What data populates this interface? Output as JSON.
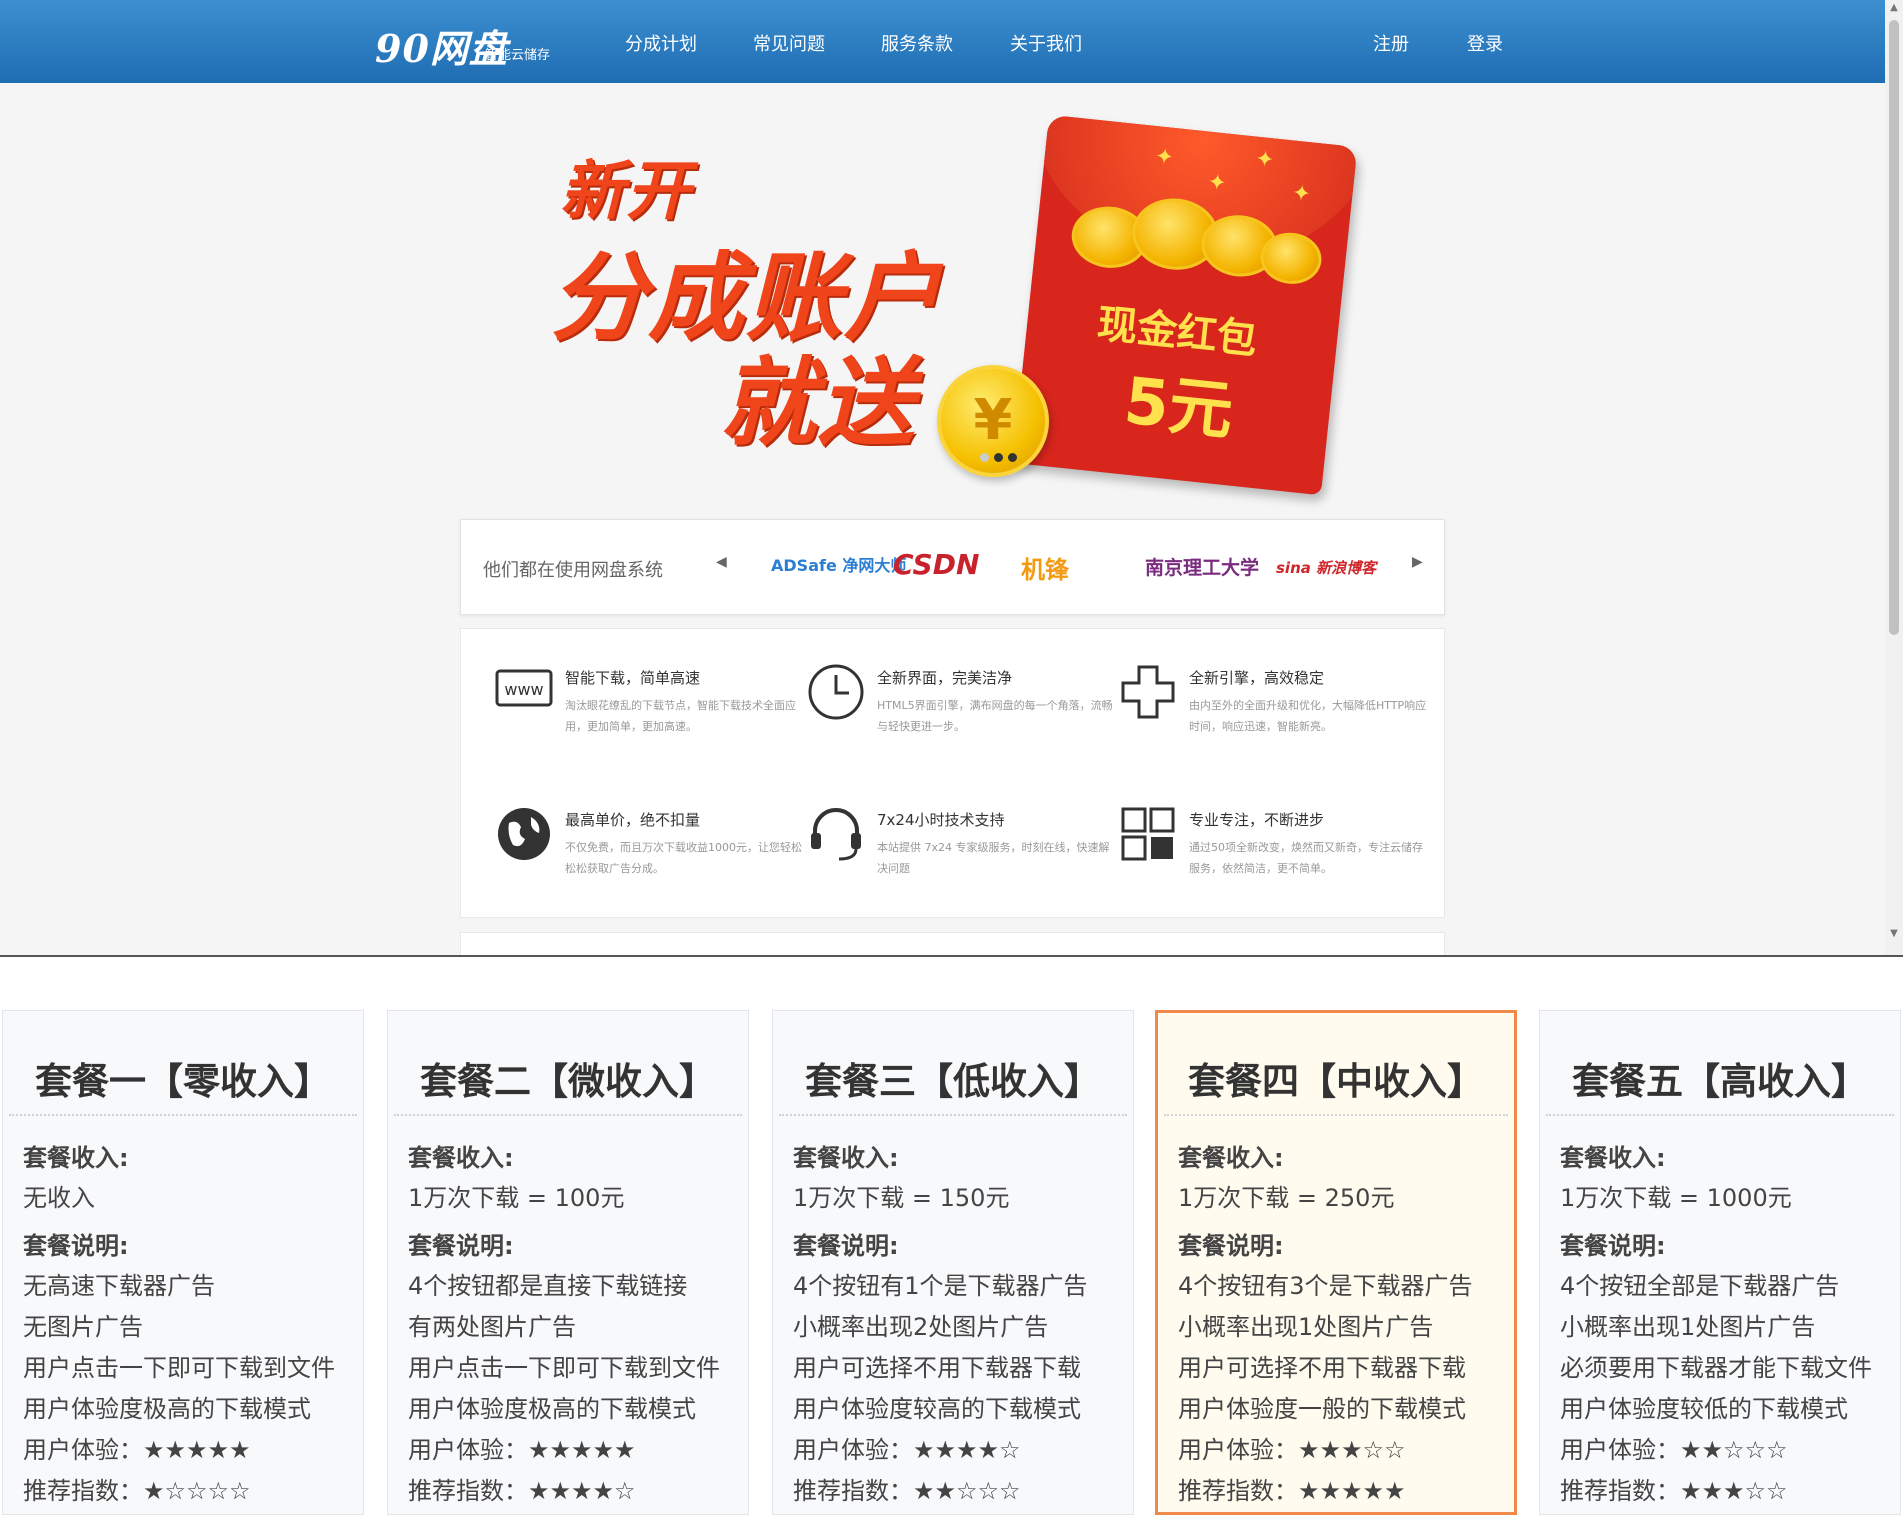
{
  "navbar": {
    "logo": "90网盘",
    "logo_sub": "智能云储存",
    "links": [
      "分成计划",
      "常见问题",
      "服务条款",
      "关于我们"
    ],
    "register": "注册",
    "login": "登录"
  },
  "banner": {
    "line1": "新开",
    "line2": "分成账户",
    "line3": "就送",
    "envelope_text": "现金红包",
    "envelope_amount": "5元",
    "coin_symbol": "¥"
  },
  "partners": {
    "title": "他们都在使用网盘系统",
    "prev_arrow": "◀",
    "next_arrow": "▶",
    "logos": [
      {
        "name": "ADSafe 净网大师",
        "color": "#2a7fd4"
      },
      {
        "name": "CSDN",
        "color": "#c8232c"
      },
      {
        "name": "机锋",
        "color": "#f29a12"
      },
      {
        "name": "南京理工大学",
        "color": "#7a2a7f"
      },
      {
        "name": "sina 新浪博客",
        "color": "#d0262b"
      }
    ]
  },
  "features": [
    {
      "title": "智能下载，简单高速",
      "desc": "淘汰眼花缭乱的下载节点，智能下载技术全面应用，更加简单，更加高速。",
      "icon": "www-icon"
    },
    {
      "title": "全新界面，完美洁净",
      "desc": "HTML5界面引擎，满布网盘的每一个角落，流畅与轻快更进一步。",
      "icon": "clock-icon"
    },
    {
      "title": "全新引擎，高效稳定",
      "desc": "由内至外的全面升级和优化，大幅降低HTTP响应时间，响应迅速，智能新亮。",
      "icon": "puzzle-icon"
    },
    {
      "title": "最高单价，绝不扣量",
      "desc": "不仅免费，而且万次下载收益1000元，让您轻松松松获取广告分成。",
      "icon": "globe-icon"
    },
    {
      "title": "7x24小时技术支持",
      "desc": "本站提供 7x24 专家级服务，时刻在线，快速解决问题",
      "icon": "headset-icon"
    },
    {
      "title": "专业专注，不断进步",
      "desc": "通过50项全新改变，焕然而又新奇，专注云储存服务，依然简洁，更不简单。",
      "icon": "grid-icon"
    }
  ],
  "plans": [
    {
      "title": "套餐一【零收入】",
      "income_label": "套餐收入:",
      "income": "无收入",
      "desc_label": "套餐说明:",
      "desc": [
        "无高速下载器广告",
        "无图片广告",
        "用户点击一下即可下载到文件",
        "用户体验度极高的下载模式"
      ],
      "experience": "用户体验：★★★★★",
      "recommend": "推荐指数：★☆☆☆☆",
      "featured": false
    },
    {
      "title": "套餐二【微收入】",
      "income_label": "套餐收入:",
      "income": "1万次下载 = 100元",
      "desc_label": "套餐说明:",
      "desc": [
        "4个按钮都是直接下载链接",
        "有两处图片广告",
        "用户点击一下即可下载到文件",
        "用户体验度极高的下载模式"
      ],
      "experience": "用户体验：★★★★★",
      "recommend": "推荐指数：★★★★☆",
      "featured": false
    },
    {
      "title": "套餐三【低收入】",
      "income_label": "套餐收入:",
      "income": "1万次下载 = 150元",
      "desc_label": "套餐说明:",
      "desc": [
        "4个按钮有1个是下载器广告",
        "小概率出现2处图片广告",
        "用户可选择不用下载器下载",
        "用户体验度较高的下载模式"
      ],
      "experience": "用户体验：★★★★☆",
      "recommend": "推荐指数：★★☆☆☆",
      "featured": false
    },
    {
      "title": "套餐四【中收入】",
      "income_label": "套餐收入:",
      "income": "1万次下载 = 250元",
      "desc_label": "套餐说明:",
      "desc": [
        "4个按钮有3个是下载器广告",
        "小概率出现1处图片广告",
        "用户可选择不用下载器下载",
        "用户体验度一般的下载模式"
      ],
      "experience": "用户体验：★★★☆☆",
      "recommend": "推荐指数：★★★★★",
      "featured": true
    },
    {
      "title": "套餐五【高收入】",
      "income_label": "套餐收入:",
      "income": "1万次下载 = 1000元",
      "desc_label": "套餐说明:",
      "desc": [
        "4个按钮全部是下载器广告",
        "小概率出现1处图片广告",
        "必须要用下载器才能下载文件",
        "用户体验度较低的下载模式"
      ],
      "experience": "用户体验：★★☆☆☆",
      "recommend": "推荐指数：★★★☆☆",
      "featured": false
    }
  ]
}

> **TASK DETAILS**: Spot every line that holds "title" and copy it.

> **COMPLETE RESPONSE**:
    "title": "他们都在使用网盘系统",
      "title": "智能下载，简单高速",
      "title": "全新界面，完美洁净",
      "title": "全新引擎，高效稳定",
      "title": "最高单价，绝不扣量",
      "title": "7x24小时技术支持",
      "title": "专业专注，不断进步",
      "title": "套餐一【零收入】",
      "title": "套餐二【微收入】",
      "title": "套餐三【低收入】",
      "title": "套餐四【中收入】",
      "title": "套餐五【高收入】",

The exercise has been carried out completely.